### Data for the task
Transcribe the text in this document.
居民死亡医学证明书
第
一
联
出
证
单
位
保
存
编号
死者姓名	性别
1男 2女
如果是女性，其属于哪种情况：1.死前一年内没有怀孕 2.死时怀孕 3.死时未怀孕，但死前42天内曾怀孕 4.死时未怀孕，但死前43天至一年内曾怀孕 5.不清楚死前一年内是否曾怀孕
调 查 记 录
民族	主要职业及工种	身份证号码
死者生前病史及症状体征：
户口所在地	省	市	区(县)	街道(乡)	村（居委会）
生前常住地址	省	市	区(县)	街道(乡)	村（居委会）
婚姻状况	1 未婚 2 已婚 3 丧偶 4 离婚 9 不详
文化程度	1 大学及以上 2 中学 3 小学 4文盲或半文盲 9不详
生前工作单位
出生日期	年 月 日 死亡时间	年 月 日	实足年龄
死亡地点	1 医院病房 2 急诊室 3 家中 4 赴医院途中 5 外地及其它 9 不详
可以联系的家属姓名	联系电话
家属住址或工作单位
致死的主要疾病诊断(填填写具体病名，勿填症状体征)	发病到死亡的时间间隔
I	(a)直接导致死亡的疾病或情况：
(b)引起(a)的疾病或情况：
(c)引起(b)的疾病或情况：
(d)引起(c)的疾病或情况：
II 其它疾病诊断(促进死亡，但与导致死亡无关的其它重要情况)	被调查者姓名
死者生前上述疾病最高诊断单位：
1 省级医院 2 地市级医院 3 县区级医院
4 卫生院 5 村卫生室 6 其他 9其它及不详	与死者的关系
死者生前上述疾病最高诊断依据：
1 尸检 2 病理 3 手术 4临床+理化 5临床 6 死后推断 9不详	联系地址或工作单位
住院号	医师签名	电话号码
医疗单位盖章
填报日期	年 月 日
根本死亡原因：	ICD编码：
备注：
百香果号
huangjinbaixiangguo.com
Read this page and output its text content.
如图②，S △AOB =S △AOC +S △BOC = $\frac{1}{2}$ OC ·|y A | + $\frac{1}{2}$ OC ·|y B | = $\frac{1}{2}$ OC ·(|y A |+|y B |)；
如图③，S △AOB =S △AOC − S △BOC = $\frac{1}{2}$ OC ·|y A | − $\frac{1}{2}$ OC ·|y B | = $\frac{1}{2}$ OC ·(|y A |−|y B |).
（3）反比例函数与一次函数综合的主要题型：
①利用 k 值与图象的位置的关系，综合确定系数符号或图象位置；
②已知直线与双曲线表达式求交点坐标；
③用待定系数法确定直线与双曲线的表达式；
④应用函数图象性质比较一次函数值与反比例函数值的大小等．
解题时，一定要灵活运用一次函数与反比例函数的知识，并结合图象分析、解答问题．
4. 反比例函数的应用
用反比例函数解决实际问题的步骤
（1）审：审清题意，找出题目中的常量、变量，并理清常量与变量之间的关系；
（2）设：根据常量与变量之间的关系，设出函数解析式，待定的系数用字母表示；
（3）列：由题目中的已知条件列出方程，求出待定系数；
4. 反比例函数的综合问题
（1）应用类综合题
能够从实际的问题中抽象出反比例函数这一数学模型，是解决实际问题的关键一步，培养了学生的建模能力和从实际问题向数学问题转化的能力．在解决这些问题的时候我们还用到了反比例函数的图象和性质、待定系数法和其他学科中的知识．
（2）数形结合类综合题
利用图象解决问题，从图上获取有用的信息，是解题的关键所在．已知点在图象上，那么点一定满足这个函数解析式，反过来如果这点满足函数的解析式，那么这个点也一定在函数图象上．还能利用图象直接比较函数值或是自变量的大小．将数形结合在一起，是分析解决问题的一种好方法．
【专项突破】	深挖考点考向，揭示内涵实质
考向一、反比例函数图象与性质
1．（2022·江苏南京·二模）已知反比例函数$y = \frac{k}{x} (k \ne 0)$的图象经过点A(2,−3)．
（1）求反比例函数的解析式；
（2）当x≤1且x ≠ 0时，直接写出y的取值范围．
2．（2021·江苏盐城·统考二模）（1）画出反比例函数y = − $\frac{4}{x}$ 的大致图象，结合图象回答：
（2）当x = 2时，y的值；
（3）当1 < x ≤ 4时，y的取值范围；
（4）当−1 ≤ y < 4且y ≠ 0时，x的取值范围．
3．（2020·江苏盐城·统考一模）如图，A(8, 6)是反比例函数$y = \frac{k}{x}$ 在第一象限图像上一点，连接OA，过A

### Task description
Output every line above without altering anything.

### Exercise response
Transcribe the text in this document.
居民死亡医学证明书
第
一
联
出
证
单
位
保
存
编号
死者姓名	性别
1男 2女
如果是女性，其属于哪种情况：1.死前一年内没有怀孕 2.死时怀孕 3.死时未怀孕，但死前42天内曾怀孕 4.死时未怀孕，但死前43天至一年内曾怀孕 5.不清楚死前一年内是否曾怀孕
调 查 记 录
民族	主要职业及工种	身份证号码
死者生前病史及症状体征：
户口所在地	省	市	区(县)	街道(乡)	村（居委会）
生前常住地址	省	市	区(县)	街道(乡)	村（居委会）
婚姻状况	1 未婚 2 已婚 3 丧偶 4 离婚 9 不详
文化程度	1 大学及以上 2 中学 3 小学 4文盲或半文盲 9不详
生前工作单位
出生日期	年 月 日 死亡时间	年 月 日	实足年龄
死亡地点	1 医院病房 2 急诊室 3 家中 4 赴医院途中 5 外地及其它 9 不详
可以联系的家属姓名	联系电话
家属住址或工作单位
致死的主要疾病诊断(填填写具体病名，勿填症状体征)	发病到死亡的时间间隔
I	(a)直接导致死亡的疾病或情况：
(b)引起(a)的疾病或情况：
(c)引起(b)的疾病或情况：
(d)引起(c)的疾病或情况：
II 其它疾病诊断(促进死亡，但与导致死亡无关的其它重要情况)	被调查者姓名
死者生前上述疾病最高诊断单位：
1 省级医院 2 地市级医院 3 县区级医院
4 卫生院 5 村卫生室 6 其他 9其它及不详	与死者的关系
死者生前上述疾病最高诊断依据：
1 尸检 2 病理 3 手术 4临床+理化 5临床 6 死后推断 9不详	联系地址或工作单位
住院号	医师签名	电话号码
医疗单位盖章
填报日期	年 月 日
根本死亡原因：	ICD编码：
备注：
百香果号
huangjinbaixiangguo.com
Read this page and output its text content.
如图②，S △AOB =S △AOC +S △BOC = $\frac{1}{2}$ OC ·|y A | + $\frac{1}{2}$ OC ·|y B | = $\frac{1}{2}$ OC ·(|y A |+|y B |)；
如图③，S △AOB =S △AOC − S △BOC = $\frac{1}{2}$ OC ·|y A | − $\frac{1}{2}$ OC ·|y B | = $\frac{1}{2}$ OC ·(|y A |−|y B |).
（3）反比例函数与一次函数综合的主要题型：
①利用 k 值与图象的位置的关系，综合确定系数符号或图象位置；
②已知直线与双曲线表达式求交点坐标；
③用待定系数法确定直线与双曲线的表达式；
④应用函数图象性质比较一次函数值与反比例函数值的大小等．
解题时，一定要灵活运用一次函数与反比例函数的知识，并结合图象分析、解答问题．
4. 反比例函数的应用
用反比例函数解决实际问题的步骤
（1）审：审清题意，找出题目中的常量、变量，并理清常量与变量之间的关系；
（2）设：根据常量与变量之间的关系，设出函数解析式，待定的系数用字母表示；
（3）列：由题目中的已知条件列出方程，求出待定系数；
4. 反比例函数的综合问题
（1）应用类综合题
能够从实际的问题中抽象出反比例函数这一数学模型，是解决实际问题的关键一步，培养了学生的建模能力和从实际问题向数学问题转化的能力．在解决这些问题的时候我们还用到了反比例函数的图象和性质、待定系数法和其他学科中的知识．
（2）数形结合类综合题
利用图象解决问题，从图上获取有用的信息，是解题的关键所在．已知点在图象上，那么点一定满足这个函数解析式，反过来如果这点满足函数的解析式，那么这个点也一定在函数图象上．还能利用图象直接比较函数值或是自变量的大小．将数形结合在一起，是分析解决问题的一种好方法．
【专项突破】	深挖考点考向，揭示内涵实质
考向一、反比例函数图象与性质
1．（2022·江苏南京·二模）已知反比例函数$y = \frac{k}{x} (k \ne 0)$的图象经过点A(2,−3)．
（1）求反比例函数的解析式；
（2）当x≤1且x ≠ 0时，直接写出y的取值范围．
2．（2021·江苏盐城·统考二模）（1）画出反比例函数y = − $\frac{4}{x}$ 的大致图象，结合图象回答：
（2）当x = 2时，y的值；
（3）当1 < x ≤ 4时，y的取值范围；
（4）当−1 ≤ y < 4且y ≠ 0时，x的取值范围．
3．（2020·江苏盐城·统考一模）如图，A(8, 6)是反比例函数$y = \frac{k}{x}$ 在第一象限图像上一点，连接OA，过A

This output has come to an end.